Task statement: Please retype, without any changes, the items from the line containing "staticText: Password (49, 390, 135, 412)" through the line containing "staticText: A Complete", including both of those lines.

Entries provided:
+--
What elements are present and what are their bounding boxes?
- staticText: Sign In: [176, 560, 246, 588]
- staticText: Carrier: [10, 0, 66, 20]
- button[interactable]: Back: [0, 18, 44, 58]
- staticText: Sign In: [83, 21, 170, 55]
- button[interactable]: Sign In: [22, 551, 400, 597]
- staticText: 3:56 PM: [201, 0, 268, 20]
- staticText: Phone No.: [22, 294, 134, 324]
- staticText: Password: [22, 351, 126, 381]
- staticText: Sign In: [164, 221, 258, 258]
+--
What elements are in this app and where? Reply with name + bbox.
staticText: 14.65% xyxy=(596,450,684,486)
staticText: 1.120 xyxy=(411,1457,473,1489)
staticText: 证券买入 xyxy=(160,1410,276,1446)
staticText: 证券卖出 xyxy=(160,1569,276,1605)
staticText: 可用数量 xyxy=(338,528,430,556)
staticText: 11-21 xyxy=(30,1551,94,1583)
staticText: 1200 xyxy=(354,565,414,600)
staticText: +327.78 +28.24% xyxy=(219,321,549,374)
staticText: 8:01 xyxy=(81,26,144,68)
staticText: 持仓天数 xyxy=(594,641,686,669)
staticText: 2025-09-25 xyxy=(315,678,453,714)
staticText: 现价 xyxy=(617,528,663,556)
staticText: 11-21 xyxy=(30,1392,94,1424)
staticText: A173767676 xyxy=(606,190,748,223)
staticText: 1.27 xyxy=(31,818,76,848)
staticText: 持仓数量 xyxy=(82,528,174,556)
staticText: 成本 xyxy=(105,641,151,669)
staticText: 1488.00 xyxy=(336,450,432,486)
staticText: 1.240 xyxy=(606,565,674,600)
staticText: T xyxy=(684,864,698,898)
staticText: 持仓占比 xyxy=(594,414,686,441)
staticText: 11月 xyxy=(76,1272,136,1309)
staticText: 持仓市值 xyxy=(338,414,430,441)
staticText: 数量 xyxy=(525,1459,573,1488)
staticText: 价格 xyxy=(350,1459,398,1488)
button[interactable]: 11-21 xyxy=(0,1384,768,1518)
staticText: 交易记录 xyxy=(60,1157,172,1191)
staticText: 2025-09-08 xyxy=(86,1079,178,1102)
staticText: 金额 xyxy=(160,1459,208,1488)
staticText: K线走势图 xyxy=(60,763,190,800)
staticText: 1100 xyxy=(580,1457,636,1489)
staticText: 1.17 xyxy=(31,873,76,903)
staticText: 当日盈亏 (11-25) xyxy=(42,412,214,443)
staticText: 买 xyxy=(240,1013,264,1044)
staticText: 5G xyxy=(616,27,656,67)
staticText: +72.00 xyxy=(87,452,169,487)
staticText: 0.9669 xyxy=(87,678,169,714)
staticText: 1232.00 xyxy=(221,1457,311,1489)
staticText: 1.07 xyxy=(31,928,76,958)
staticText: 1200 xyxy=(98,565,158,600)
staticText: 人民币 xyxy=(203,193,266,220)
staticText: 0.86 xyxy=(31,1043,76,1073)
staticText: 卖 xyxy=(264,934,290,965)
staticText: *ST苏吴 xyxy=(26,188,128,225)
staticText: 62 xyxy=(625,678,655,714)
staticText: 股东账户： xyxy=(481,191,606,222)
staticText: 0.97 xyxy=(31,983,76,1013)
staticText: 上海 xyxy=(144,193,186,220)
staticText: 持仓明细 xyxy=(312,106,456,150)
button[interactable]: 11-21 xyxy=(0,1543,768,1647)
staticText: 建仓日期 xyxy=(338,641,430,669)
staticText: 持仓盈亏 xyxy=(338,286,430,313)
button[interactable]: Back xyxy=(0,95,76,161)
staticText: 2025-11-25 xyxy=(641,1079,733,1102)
+--
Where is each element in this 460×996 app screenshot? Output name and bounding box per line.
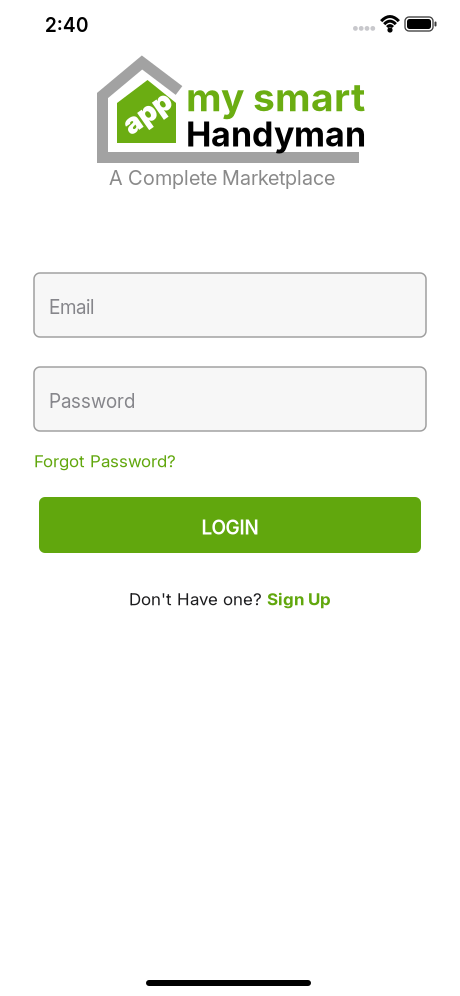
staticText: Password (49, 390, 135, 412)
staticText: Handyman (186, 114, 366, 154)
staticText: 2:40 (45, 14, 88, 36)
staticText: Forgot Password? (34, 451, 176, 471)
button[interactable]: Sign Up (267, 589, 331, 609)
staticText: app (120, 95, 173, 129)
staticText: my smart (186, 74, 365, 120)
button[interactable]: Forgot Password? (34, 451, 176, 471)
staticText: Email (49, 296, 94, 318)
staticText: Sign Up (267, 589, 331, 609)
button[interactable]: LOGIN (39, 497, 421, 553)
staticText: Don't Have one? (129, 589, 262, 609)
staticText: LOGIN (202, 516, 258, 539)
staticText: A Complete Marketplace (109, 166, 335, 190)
+--
Solved problem:
staticText: Password (49, 390, 135, 412)
staticText: Handyman (186, 114, 366, 154)
staticText: 2:40 (45, 14, 88, 36)
staticText: Forgot Password? (34, 451, 176, 471)
button[interactable]: Sign Up (267, 589, 331, 609)
staticText: app (120, 95, 173, 129)
staticText: my smart (186, 74, 365, 120)
button[interactable]: Forgot Password? (34, 451, 176, 471)
staticText: Email (49, 296, 94, 318)
staticText: Sign Up (267, 589, 331, 609)
button[interactable]: LOGIN (39, 497, 421, 553)
staticText: Don't Have one? (129, 589, 262, 609)
staticText: LOGIN (202, 516, 258, 539)
staticText: A Complete Marketplace (109, 166, 335, 190)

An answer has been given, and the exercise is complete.